WHAT IS REQUIRED:
Write the number of lines holding the word "text", and nothing else.

▼

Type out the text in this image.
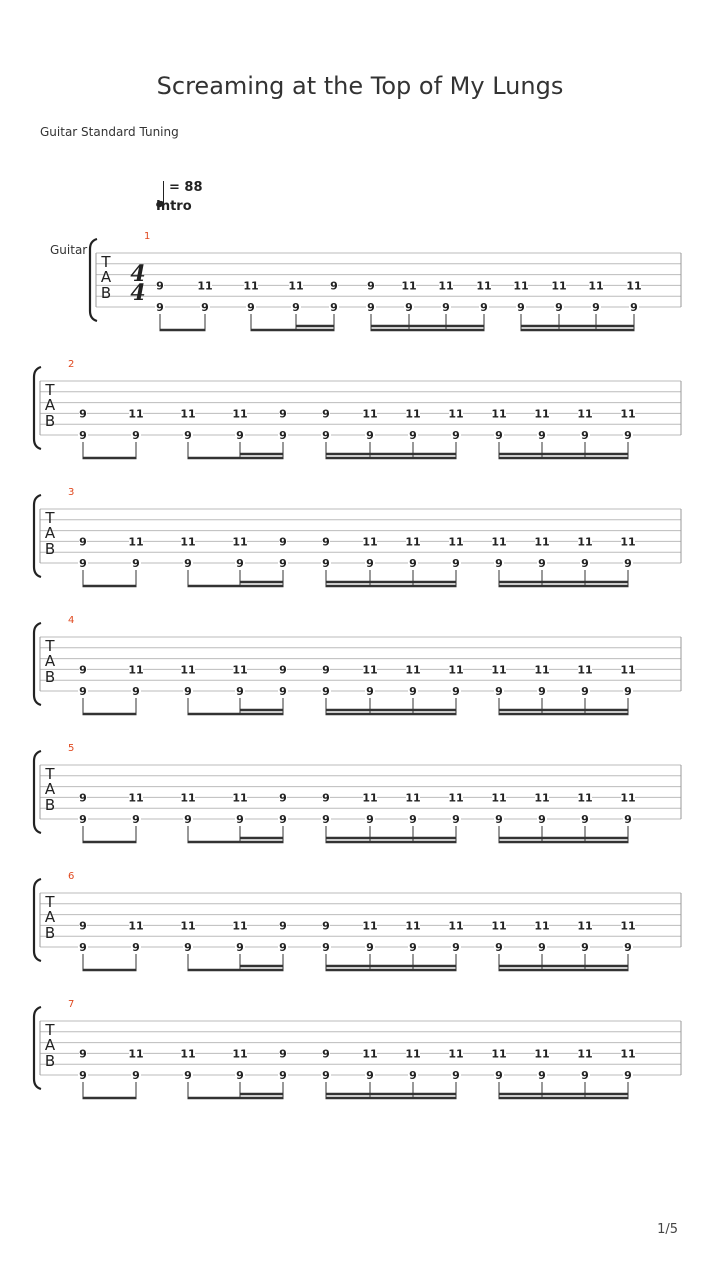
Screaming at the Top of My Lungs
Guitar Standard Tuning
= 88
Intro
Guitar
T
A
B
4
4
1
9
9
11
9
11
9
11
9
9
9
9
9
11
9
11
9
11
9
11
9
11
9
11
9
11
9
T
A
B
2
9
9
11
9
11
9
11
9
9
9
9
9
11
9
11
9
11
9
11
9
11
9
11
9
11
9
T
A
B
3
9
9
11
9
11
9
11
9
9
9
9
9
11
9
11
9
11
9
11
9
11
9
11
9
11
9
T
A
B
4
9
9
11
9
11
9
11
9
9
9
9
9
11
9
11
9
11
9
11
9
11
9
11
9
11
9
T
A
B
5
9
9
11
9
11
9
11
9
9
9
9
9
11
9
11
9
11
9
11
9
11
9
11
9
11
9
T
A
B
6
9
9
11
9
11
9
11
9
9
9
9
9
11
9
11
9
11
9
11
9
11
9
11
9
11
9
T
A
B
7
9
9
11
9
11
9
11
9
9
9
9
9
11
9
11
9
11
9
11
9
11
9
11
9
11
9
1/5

▲
▼

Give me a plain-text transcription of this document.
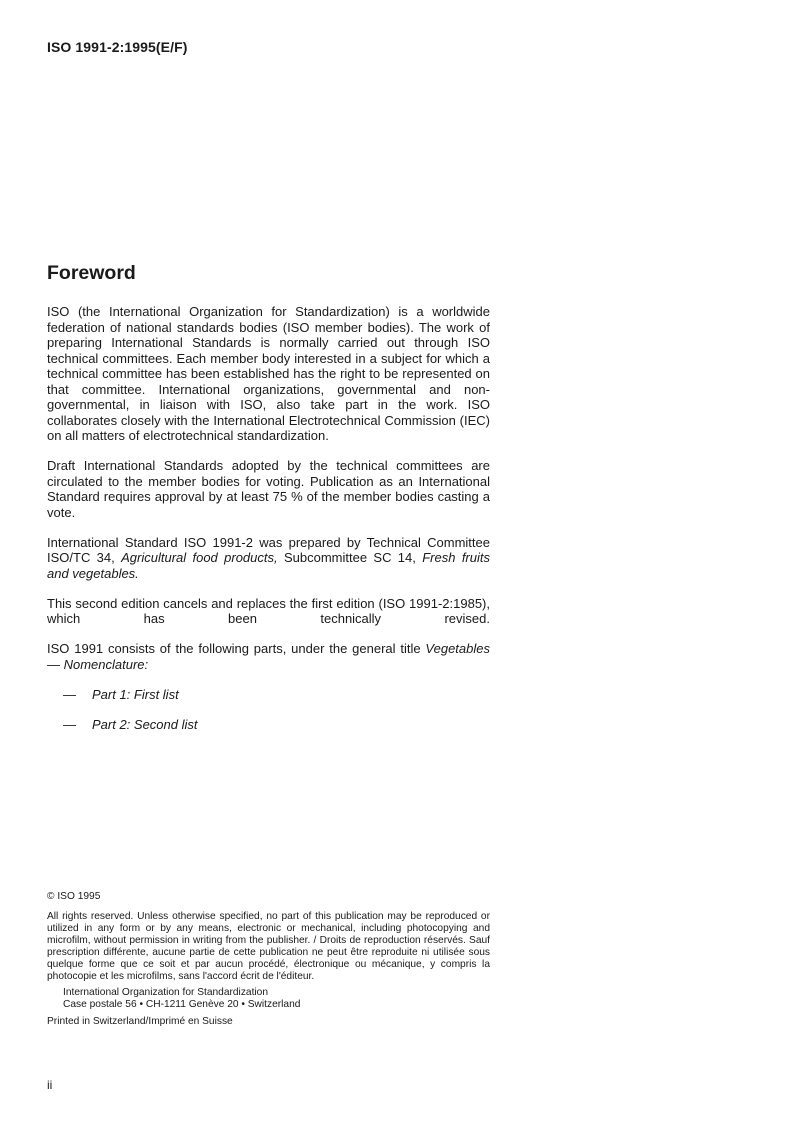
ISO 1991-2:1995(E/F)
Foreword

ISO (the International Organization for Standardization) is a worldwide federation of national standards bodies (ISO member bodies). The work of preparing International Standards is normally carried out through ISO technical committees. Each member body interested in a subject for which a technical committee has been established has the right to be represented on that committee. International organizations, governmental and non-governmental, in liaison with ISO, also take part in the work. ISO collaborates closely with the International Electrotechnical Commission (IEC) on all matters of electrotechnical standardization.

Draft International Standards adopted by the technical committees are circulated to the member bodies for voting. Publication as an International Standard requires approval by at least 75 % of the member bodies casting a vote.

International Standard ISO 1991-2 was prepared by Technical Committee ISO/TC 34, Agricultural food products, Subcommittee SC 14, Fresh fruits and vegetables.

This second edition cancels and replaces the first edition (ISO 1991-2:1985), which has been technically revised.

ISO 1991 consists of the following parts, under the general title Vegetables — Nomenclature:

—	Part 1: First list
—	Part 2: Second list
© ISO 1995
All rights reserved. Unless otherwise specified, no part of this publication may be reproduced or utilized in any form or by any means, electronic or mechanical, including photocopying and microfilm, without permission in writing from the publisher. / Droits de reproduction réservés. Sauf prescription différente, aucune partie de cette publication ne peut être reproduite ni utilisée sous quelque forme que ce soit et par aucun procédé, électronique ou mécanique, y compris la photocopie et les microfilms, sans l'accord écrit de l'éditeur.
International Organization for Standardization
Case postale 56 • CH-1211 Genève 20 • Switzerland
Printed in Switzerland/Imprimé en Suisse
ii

▲

EXERCISE RESULT:
2